((

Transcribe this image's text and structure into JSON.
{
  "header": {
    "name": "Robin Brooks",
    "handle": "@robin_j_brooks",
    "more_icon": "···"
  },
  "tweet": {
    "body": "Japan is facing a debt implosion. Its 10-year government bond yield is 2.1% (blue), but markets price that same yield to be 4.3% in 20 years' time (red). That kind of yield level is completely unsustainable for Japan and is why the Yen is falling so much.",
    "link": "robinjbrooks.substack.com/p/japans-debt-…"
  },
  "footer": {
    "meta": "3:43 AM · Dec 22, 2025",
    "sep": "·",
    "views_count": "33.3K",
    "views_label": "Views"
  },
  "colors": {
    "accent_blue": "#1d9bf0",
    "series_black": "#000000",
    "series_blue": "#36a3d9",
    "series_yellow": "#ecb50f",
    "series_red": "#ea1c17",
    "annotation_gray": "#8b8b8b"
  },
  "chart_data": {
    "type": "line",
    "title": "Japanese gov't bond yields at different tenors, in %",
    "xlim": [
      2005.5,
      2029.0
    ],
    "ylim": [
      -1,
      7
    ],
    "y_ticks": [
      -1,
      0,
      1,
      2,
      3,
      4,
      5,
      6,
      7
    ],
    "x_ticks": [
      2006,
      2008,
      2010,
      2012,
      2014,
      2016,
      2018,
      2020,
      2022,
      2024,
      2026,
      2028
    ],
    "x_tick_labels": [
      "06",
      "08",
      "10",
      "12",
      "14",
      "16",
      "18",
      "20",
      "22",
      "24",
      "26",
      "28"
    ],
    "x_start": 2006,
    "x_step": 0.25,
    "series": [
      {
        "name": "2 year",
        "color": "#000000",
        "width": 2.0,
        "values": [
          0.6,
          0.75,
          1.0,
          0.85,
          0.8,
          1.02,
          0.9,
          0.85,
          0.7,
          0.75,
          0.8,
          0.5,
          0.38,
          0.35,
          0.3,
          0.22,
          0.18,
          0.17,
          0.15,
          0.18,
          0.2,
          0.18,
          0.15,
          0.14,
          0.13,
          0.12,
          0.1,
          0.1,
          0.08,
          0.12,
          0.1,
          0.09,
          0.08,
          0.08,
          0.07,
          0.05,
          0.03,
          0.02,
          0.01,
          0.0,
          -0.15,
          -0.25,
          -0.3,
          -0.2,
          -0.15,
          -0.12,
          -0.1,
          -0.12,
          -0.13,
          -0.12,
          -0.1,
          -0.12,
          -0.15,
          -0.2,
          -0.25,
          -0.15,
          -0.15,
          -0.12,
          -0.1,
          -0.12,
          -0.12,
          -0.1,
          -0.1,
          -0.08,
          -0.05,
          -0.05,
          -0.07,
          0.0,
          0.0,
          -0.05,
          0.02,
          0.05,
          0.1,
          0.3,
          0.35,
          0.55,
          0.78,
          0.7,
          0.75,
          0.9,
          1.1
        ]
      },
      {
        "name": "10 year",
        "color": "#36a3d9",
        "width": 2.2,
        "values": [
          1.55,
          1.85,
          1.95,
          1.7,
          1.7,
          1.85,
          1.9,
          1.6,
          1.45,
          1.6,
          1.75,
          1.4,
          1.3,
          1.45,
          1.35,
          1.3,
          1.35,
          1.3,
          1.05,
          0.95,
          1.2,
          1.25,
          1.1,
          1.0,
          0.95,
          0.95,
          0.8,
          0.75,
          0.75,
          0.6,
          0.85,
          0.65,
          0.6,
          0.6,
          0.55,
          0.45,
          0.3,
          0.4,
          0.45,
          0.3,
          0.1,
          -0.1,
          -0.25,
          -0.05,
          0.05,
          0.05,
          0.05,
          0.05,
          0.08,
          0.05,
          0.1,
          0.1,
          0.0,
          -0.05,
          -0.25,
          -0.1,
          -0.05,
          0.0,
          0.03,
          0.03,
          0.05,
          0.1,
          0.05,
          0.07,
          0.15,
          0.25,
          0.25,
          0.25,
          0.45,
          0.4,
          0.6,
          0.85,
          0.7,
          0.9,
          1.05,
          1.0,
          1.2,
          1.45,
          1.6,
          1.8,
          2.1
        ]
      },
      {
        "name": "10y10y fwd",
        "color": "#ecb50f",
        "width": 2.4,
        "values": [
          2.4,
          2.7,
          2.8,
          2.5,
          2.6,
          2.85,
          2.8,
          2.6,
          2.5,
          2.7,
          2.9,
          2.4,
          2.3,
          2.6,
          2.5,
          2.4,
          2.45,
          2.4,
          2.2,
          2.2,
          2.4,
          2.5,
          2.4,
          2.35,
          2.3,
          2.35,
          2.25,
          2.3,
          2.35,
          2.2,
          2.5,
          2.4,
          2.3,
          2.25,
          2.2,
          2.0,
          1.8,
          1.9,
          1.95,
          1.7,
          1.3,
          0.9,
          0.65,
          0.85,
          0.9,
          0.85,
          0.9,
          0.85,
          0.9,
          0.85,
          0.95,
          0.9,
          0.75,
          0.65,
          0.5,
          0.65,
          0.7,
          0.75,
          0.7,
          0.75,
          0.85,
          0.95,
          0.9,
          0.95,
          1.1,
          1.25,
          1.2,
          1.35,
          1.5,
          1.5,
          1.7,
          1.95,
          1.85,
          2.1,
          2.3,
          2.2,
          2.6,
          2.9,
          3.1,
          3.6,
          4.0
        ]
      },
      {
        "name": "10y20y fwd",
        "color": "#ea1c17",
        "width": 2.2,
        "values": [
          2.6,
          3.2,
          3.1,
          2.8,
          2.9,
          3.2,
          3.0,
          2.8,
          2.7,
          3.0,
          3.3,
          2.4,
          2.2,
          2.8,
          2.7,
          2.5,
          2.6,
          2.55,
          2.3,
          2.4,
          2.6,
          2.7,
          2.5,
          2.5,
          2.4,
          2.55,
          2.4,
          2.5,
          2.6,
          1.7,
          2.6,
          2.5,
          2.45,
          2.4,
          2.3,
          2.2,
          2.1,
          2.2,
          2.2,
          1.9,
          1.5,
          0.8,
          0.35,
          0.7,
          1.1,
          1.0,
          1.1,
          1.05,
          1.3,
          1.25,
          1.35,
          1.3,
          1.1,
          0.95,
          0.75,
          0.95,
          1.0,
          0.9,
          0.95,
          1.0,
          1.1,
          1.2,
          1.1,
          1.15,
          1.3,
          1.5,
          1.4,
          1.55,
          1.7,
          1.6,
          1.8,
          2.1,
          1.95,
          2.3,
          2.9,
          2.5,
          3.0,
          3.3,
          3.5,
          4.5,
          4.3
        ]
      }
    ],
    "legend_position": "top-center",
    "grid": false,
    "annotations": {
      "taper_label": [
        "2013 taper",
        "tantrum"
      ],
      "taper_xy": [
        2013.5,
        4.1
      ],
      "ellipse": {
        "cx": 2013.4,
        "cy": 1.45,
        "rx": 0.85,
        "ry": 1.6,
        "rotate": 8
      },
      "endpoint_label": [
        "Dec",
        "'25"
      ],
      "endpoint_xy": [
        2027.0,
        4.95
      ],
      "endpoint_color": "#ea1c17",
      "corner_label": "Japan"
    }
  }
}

))

• **To be done**
Check each line above for the word "name" and copy the ones that have it.

• **Output of the exercise**
    "name": "Robin Brooks",
        "name": "2 year",
        "name": "10 year",
        "name": "10y10y fwd",
        "name": "10y20y fwd",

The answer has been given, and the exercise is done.